╭─ Raw data

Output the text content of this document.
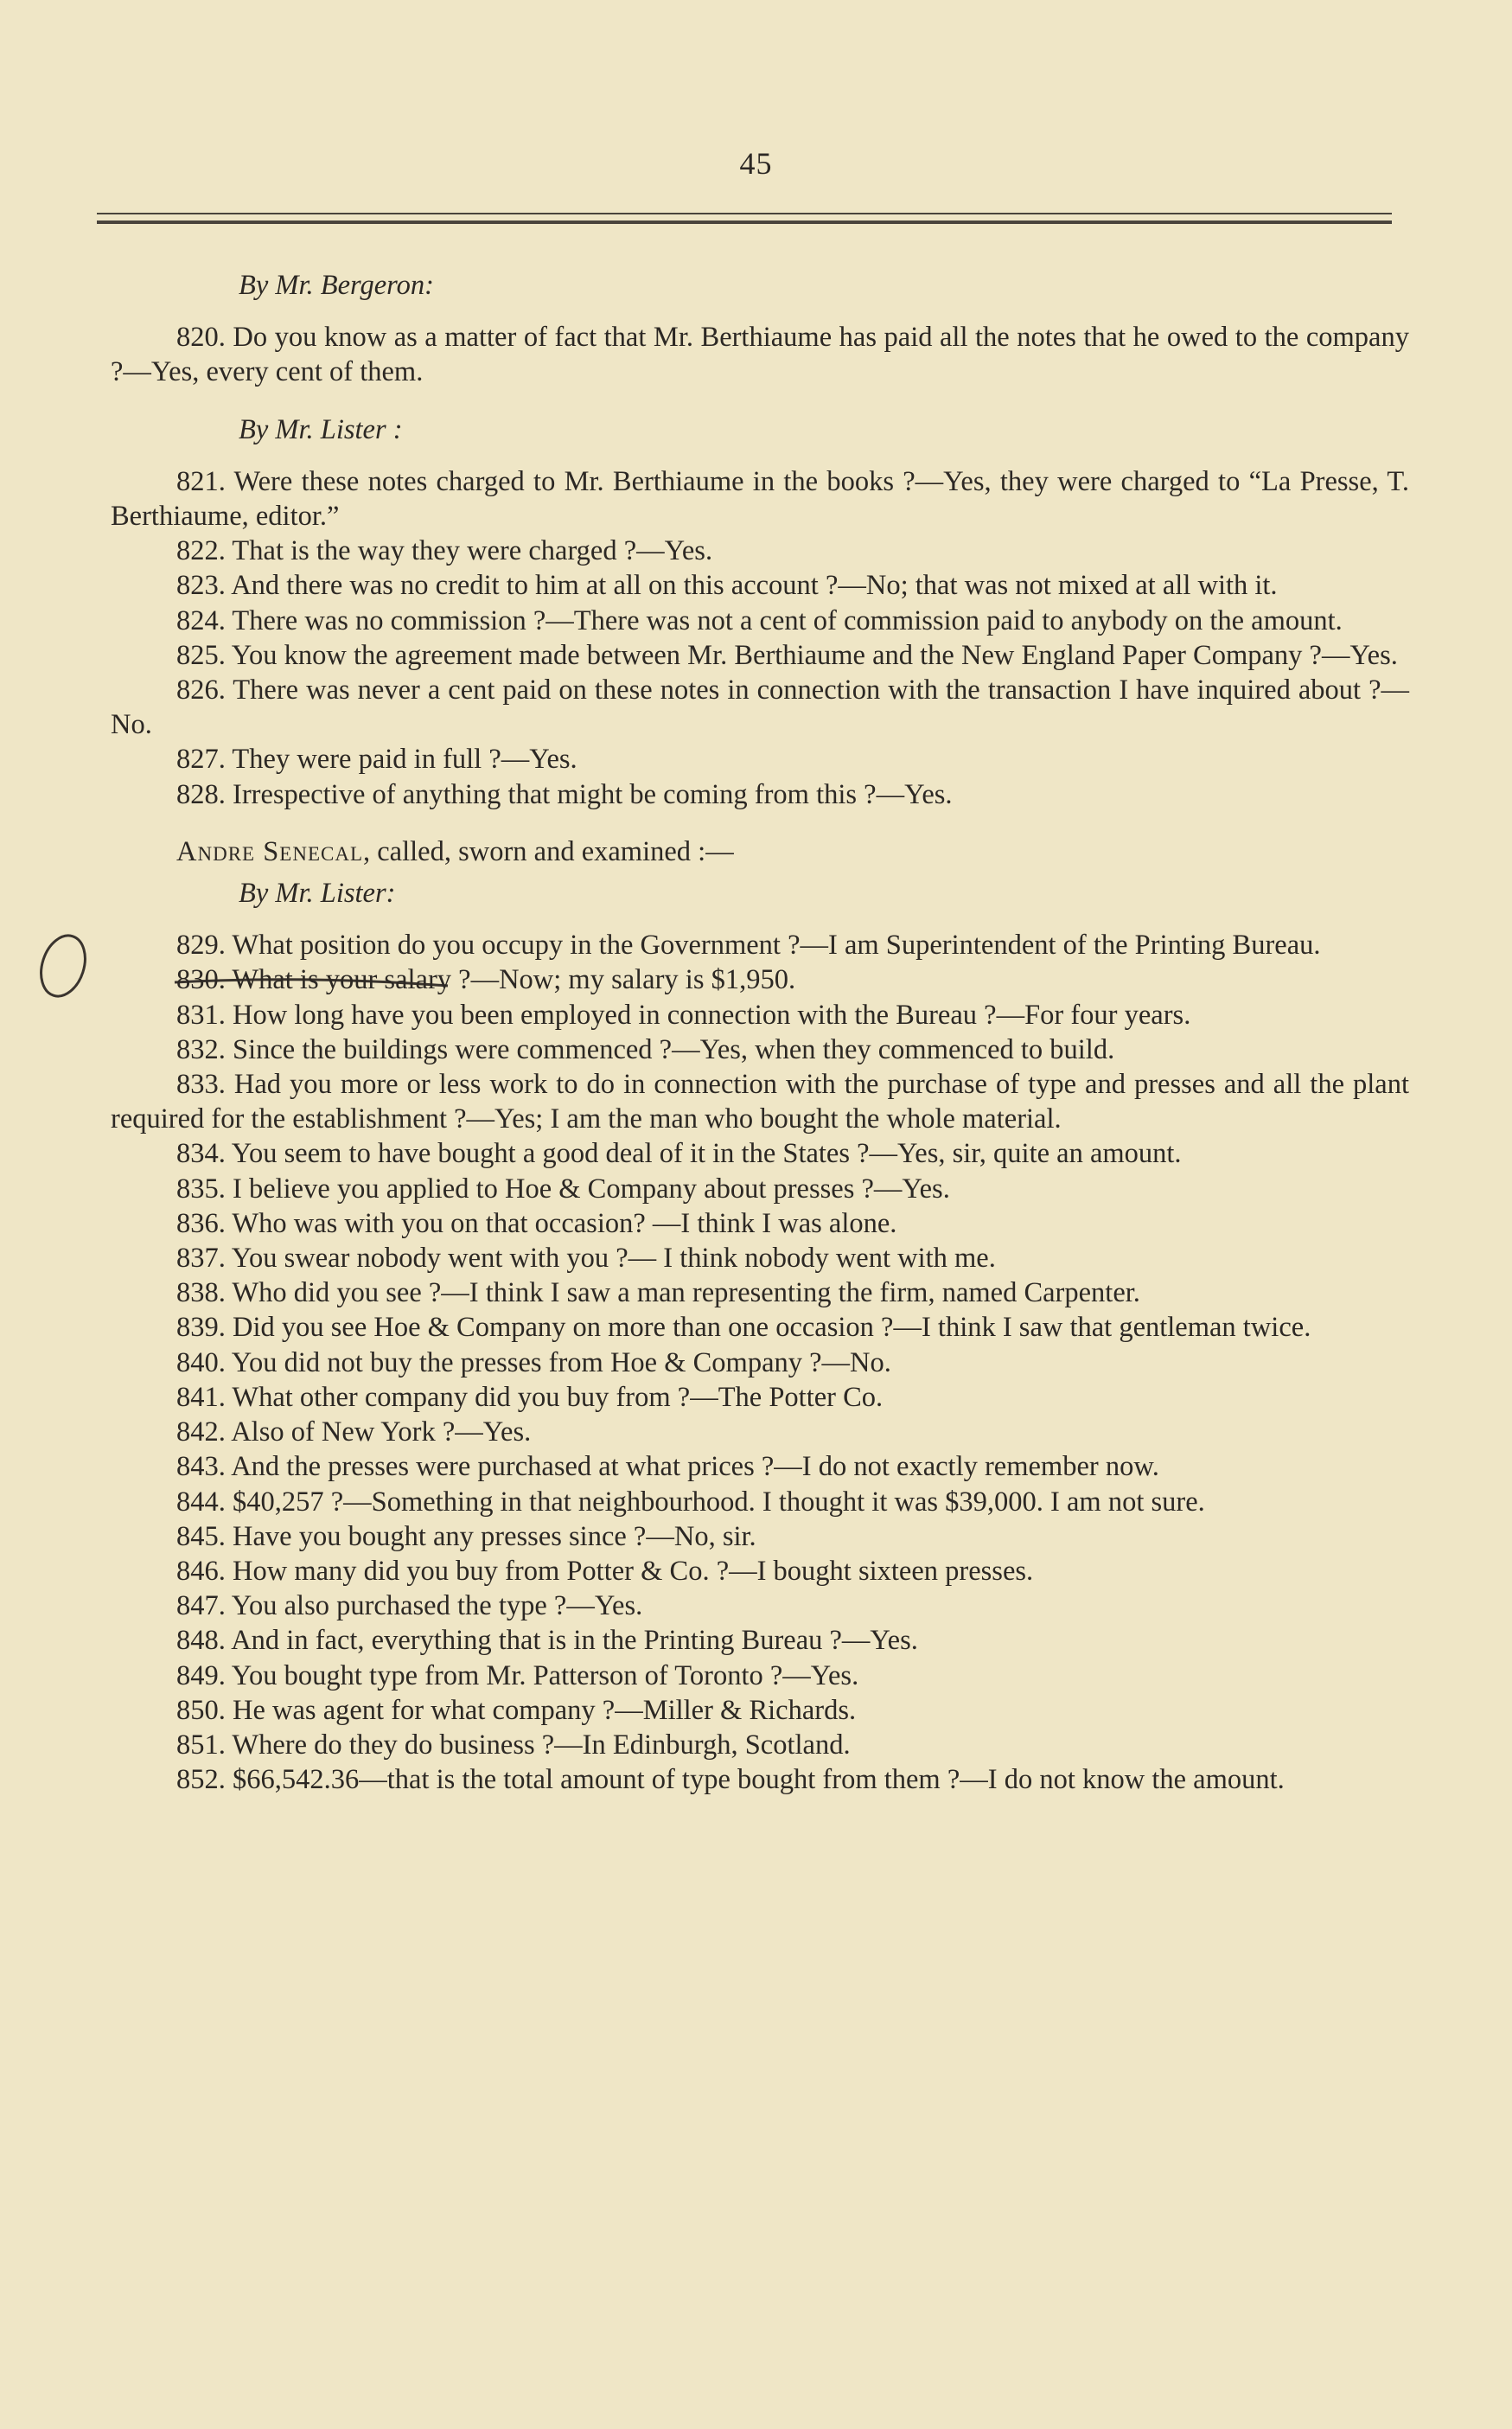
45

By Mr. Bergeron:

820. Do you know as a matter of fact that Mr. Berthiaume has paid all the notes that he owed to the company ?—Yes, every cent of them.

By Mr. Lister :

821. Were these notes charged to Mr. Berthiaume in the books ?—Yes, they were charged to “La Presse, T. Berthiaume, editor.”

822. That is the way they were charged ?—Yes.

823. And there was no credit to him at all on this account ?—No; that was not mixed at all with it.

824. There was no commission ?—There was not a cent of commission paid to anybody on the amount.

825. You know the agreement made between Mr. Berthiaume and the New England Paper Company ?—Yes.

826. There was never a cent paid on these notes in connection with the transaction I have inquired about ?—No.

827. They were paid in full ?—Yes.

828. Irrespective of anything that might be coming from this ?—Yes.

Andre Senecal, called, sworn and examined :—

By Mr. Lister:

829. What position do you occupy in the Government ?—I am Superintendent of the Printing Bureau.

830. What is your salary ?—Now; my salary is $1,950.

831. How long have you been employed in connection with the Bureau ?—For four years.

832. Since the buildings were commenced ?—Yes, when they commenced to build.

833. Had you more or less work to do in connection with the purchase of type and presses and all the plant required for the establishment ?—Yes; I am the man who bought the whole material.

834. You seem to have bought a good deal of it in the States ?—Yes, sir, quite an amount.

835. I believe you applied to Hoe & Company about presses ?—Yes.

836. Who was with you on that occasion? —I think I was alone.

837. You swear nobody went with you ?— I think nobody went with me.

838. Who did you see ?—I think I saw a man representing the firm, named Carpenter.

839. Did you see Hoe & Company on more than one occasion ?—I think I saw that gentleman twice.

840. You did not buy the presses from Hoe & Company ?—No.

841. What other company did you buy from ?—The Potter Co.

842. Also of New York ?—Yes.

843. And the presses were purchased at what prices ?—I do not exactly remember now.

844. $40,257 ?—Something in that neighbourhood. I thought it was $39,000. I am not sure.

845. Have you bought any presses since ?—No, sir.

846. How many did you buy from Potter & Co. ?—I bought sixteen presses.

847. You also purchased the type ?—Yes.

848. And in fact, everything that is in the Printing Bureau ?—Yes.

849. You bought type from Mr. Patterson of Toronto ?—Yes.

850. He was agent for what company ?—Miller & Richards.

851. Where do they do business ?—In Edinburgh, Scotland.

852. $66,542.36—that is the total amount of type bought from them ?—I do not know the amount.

╰─

Leave out the pictures and repeat everything else in the records exactly.

Output the text content of this document.
45

By Mr. Bergeron:

820. Do you know as a matter of fact that Mr. Berthiaume has paid all the notes that he owed to the company ?—Yes, every cent of them.

By Mr. Lister :

821. Were these notes charged to Mr. Berthiaume in the books ?—Yes, they were charged to “La Presse, T. Berthiaume, editor.”

822. That is the way they were charged ?—Yes.

823. And there was no credit to him at all on this account ?—No; that was not mixed at all with it.

824. There was no commission ?—There was not a cent of commission paid to anybody on the amount.

825. You know the agreement made between Mr. Berthiaume and the New England Paper Company ?—Yes.

826. There was never a cent paid on these notes in connection with the transaction I have inquired about ?—No.

827. They were paid in full ?—Yes.

828. Irrespective of anything that might be coming from this ?—Yes.

Andre Senecal, called, sworn and examined :—

By Mr. Lister:

829. What position do you occupy in the Government ?—I am Superintendent of the Printing Bureau.

830. What is your salary ?—Now; my salary is $1,950.

831. How long have you been employed in connection with the Bureau ?—For four years.

832. Since the buildings were commenced ?—Yes, when they commenced to build.

833. Had you more or less work to do in connection with the purchase of type and presses and all the plant required for the establishment ?—Yes; I am the man who bought the whole material.

834. You seem to have bought a good deal of it in the States ?—Yes, sir, quite an amount.

835. I believe you applied to Hoe & Company about presses ?—Yes.

836. Who was with you on that occasion? —I think I was alone.

837. You swear nobody went with you ?— I think nobody went with me.

838. Who did you see ?—I think I saw a man representing the firm, named Carpenter.

839. Did you see Hoe & Company on more than one occasion ?—I think I saw that gentleman twice.

840. You did not buy the presses from Hoe & Company ?—No.

841. What other company did you buy from ?—The Potter Co.

842. Also of New York ?—Yes.

843. And the presses were purchased at what prices ?—I do not exactly remember now.

844. $40,257 ?—Something in that neighbourhood. I thought it was $39,000. I am not sure.

845. Have you bought any presses since ?—No, sir.

846. How many did you buy from Potter & Co. ?—I bought sixteen presses.

847. You also purchased the type ?—Yes.

848. And in fact, everything that is in the Printing Bureau ?—Yes.

849. You bought type from Mr. Patterson of Toronto ?—Yes.

850. He was agent for what company ?—Miller & Richards.

851. Where do they do business ?—In Edinburgh, Scotland.

852. $66,542.36—that is the total amount of type bought from them ?—I do not know the amount.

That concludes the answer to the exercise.